## READING PASSAGE
|---|

Weka_classifier_functions: R/Weka Classifier Functions
In RWeka: R/Weka Interface
Weka_classifier_functions R Documentation
R/Weka Classifier Functions
Description
R interfaces to Weka regression and classification function learners.
Usage
LinearRegression(formula, data, subset, na.action,
control = Weka_control(), options = NULL)
Logistic(formula, data, subset, na.action,
control = Weka_control(), options = NULL)
SMO(formula, data, subset, na.action,
control = Weka_control(), options = NULL)
Arguments
formula
a symbolic description of the model to be fit.
data
an optional data frame containing the variables in the
model.
subset
an optional vector specifying a subset of observations
to be used in the fitting process.
na.action
a function which indicates what should happen when
the data contain NAs. See model.frame for
details.
control
an object of class Weka_control giving
options to be passed to the Weka learner. Available options can be
obtained on-line using the Weka Option Wizard WOW, or
the Weka documentation.
options
a named list of further options, or NULL
(default). See Details.
Details
There are a predict method for
predicting from the fitted models, and a summary method based
on evaluate_Weka_classifier.
LinearRegression builds suitable linear regression models,
using the Akaike criterion for model selection.
Logistic builds multinomial logistic regression models based on
ridge estimation (le Cessie and van Houwelingen, 1992).
SMO implements John C. Platt's sequential minimal optimization
algorithm for training a support vector classifier using polynomial or
RBF kernels. Multi-class problems are solved using pairwise
classification.
The model formulae should only use the + and - operators
to indicate the variables to be included or not used, respectively.
Argument options allows further customization. Currently,
options model and instances (or partial matches for
these) are used: if set to TRUE, the model frame or the
corresponding Weka instances, respectively, are included in the fitted
model object, possibly speeding up subsequent computations on the
object. By default, neither is included.
Value
A list inheriting from classes Weka_functions and
Weka_classifiers with components including
classifier
a reference (of class
jobjRef) to a Java object
obtained by applying the Weka buildClassifier method to build
the specified model using the given control options.

|---|

## MATERIAL SUPPLIED
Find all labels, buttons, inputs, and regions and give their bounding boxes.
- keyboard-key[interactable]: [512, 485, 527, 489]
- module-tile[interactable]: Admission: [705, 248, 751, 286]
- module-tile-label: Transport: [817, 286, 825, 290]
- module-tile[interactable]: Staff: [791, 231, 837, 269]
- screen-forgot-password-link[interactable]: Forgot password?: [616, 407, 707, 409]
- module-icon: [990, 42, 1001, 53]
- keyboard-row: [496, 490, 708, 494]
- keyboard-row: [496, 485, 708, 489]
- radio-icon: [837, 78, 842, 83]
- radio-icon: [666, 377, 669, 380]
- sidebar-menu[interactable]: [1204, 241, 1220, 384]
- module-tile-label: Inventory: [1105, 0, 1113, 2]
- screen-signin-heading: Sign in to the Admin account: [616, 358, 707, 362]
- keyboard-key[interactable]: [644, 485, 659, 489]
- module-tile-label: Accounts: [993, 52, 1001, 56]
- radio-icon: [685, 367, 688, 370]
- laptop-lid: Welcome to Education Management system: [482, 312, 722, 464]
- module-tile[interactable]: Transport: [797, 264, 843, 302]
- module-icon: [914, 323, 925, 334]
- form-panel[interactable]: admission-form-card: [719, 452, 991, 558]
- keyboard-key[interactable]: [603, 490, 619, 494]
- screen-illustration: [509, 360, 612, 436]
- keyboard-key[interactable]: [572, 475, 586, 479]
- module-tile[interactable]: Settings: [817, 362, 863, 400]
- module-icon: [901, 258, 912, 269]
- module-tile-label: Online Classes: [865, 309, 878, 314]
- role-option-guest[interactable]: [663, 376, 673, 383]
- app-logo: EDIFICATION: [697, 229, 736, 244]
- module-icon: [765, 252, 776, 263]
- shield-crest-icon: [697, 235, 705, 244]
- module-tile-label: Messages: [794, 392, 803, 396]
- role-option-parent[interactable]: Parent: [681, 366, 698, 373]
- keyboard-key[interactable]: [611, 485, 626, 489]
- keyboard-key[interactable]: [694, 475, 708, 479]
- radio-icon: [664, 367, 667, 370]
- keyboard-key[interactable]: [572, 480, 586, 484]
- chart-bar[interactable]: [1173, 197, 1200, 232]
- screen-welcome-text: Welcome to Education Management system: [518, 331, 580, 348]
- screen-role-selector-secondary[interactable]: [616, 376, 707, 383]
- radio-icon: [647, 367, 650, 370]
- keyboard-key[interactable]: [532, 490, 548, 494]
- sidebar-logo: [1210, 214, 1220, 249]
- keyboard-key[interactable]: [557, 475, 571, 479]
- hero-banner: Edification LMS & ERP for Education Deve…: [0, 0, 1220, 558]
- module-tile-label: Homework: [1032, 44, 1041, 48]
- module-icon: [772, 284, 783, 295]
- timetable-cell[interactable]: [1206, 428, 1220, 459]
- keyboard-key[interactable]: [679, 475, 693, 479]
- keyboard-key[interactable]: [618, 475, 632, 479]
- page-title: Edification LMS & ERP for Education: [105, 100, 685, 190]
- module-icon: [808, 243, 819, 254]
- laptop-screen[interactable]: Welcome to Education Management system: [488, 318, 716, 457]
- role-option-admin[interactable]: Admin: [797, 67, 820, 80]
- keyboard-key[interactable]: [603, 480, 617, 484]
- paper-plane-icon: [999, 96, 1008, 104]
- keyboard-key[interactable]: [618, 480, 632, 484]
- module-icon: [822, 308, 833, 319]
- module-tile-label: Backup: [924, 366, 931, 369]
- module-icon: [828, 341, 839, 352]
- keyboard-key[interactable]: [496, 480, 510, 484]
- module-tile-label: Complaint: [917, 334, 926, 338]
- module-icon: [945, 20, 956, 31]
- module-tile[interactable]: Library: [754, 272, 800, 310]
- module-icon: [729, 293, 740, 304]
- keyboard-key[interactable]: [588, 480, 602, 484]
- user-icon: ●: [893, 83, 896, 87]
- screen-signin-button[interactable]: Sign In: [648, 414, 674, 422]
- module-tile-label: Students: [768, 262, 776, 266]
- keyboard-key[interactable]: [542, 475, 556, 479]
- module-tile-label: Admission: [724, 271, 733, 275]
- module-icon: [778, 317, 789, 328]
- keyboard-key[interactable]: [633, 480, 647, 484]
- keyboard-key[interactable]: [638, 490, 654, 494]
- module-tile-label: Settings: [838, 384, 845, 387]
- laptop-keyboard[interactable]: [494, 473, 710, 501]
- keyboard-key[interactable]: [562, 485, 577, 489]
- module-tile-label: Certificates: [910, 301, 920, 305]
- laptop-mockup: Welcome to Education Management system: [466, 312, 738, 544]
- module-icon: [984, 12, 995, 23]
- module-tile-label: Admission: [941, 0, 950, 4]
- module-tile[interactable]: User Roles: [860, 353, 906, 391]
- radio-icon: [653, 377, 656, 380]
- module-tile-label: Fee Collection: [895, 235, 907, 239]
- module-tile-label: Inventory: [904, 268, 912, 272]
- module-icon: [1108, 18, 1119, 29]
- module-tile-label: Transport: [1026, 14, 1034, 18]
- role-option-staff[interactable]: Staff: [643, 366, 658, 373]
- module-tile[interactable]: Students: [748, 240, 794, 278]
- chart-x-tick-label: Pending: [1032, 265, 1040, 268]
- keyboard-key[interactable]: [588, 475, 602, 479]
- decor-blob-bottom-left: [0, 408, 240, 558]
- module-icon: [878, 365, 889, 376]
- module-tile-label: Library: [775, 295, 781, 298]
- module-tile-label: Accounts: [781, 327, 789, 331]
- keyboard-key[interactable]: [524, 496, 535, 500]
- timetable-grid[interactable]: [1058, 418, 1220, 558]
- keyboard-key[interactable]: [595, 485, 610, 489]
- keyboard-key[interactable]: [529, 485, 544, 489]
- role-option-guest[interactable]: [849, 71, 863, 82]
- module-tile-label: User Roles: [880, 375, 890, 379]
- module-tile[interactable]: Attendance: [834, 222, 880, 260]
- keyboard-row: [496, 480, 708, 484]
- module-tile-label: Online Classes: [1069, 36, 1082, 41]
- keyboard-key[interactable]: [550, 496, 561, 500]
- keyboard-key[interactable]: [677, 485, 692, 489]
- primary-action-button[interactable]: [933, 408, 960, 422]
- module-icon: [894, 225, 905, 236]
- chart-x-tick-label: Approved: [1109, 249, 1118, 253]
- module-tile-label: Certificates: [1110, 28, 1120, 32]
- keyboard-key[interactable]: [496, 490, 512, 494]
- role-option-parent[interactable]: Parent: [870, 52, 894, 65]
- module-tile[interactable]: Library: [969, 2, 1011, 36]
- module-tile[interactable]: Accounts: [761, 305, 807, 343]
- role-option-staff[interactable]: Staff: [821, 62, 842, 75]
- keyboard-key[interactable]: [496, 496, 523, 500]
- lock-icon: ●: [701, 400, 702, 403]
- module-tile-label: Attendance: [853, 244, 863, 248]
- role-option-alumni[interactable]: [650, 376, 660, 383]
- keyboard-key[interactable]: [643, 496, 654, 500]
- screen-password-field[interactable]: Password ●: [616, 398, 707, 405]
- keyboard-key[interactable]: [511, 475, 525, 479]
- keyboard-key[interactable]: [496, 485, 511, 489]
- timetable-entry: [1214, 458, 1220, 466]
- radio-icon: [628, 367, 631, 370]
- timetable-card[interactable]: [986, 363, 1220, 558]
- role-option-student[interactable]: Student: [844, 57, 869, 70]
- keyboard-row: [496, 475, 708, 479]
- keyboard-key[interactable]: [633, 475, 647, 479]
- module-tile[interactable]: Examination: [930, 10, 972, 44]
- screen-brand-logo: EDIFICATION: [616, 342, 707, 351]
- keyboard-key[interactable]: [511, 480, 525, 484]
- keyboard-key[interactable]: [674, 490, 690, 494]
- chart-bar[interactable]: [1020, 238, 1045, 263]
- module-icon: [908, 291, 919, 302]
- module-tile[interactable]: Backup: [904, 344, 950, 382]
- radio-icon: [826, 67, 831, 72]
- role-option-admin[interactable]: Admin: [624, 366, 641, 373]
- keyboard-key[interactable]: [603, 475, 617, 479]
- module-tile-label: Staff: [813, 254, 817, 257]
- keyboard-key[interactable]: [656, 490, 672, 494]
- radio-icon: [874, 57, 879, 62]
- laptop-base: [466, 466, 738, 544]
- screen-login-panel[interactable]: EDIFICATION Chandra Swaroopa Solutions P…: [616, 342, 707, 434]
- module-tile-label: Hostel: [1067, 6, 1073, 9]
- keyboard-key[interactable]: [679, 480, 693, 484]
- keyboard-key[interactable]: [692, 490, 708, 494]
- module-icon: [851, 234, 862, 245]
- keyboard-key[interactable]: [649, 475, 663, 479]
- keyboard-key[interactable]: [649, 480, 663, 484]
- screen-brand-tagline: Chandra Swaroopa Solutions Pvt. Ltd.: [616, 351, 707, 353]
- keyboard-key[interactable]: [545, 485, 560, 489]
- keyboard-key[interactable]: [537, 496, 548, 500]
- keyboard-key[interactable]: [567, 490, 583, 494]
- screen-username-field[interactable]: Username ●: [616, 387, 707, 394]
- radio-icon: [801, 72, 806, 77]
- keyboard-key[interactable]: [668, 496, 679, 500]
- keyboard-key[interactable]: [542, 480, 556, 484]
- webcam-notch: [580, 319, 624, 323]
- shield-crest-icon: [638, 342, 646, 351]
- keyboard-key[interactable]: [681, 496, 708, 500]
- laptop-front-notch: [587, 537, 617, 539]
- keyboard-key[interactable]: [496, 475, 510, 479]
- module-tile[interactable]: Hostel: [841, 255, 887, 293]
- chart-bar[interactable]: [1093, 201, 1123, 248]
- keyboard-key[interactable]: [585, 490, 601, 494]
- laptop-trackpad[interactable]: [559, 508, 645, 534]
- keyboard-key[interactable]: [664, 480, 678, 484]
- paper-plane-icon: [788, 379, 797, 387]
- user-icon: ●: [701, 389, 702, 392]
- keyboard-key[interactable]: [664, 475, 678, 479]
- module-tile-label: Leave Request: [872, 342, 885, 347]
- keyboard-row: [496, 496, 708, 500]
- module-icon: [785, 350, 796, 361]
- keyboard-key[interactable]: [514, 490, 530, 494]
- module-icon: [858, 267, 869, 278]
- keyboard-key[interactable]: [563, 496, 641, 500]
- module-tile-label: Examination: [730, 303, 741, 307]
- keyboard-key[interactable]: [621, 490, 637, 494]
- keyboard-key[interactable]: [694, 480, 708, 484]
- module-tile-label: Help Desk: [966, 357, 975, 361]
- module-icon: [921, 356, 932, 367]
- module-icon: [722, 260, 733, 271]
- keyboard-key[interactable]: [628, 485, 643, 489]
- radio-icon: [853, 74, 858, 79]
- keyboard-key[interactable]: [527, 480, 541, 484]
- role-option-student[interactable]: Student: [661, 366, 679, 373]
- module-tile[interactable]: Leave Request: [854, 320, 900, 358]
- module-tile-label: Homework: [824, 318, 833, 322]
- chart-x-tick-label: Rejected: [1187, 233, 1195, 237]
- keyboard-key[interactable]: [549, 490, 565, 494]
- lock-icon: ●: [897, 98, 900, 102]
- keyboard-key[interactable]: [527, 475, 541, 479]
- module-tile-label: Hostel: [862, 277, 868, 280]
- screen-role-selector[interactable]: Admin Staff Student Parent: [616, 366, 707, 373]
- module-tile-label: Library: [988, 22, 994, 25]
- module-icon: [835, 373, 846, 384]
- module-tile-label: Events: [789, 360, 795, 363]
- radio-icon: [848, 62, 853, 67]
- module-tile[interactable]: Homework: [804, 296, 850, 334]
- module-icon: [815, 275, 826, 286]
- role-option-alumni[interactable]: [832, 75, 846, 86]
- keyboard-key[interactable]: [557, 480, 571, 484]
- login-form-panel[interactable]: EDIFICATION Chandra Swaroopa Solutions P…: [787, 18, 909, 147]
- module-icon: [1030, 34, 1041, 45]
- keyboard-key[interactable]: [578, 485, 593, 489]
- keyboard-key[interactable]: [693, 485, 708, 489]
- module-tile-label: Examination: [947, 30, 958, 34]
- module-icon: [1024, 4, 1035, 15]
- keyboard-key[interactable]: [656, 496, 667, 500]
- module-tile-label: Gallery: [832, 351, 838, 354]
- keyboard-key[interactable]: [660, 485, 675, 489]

|---|

## SHORT EXERCISE A
Reproduce part of the Weka classifier functions documentation word for word, beginning at the words "LinearRegression builds suitable" and stopping after "not used, respectively.".
## SHORT EXERCISE B
Transcribe the entries exactly, beginning at their first line and stopping after the line that contains "- module-icon: [990, 42, 1001, 53]".

## WORKED ANSWER A
LinearRegression builds suitable linear regression models,
using the Akaike criterion for model selection.
Logistic builds multinomial logistic regression models based on
ridge estimation (le Cessie and van Houwelingen, 1992).
SMO implements John C. Platt's sequential minimal optimization
algorithm for training a support vector classifier using polynomial or
RBF kernels. Multi-class problems are solved using pairwise
classification.
The model formulae should only use the + and - operators
to indicate the variables to be included or not used, respectively.

## WORKED ANSWER B
Find all labels, buttons, inputs, and regions and give their bounding boxes.
- keyboard-key[interactable]: [512, 485, 527, 489]
- module-tile[interactable]: Admission: [705, 248, 751, 286]
- module-tile-label: Transport: [817, 286, 825, 290]
- module-tile[interactable]: Staff: [791, 231, 837, 269]
- screen-forgot-password-link[interactable]: Forgot password?: [616, 407, 707, 409]
- module-icon: [990, 42, 1001, 53]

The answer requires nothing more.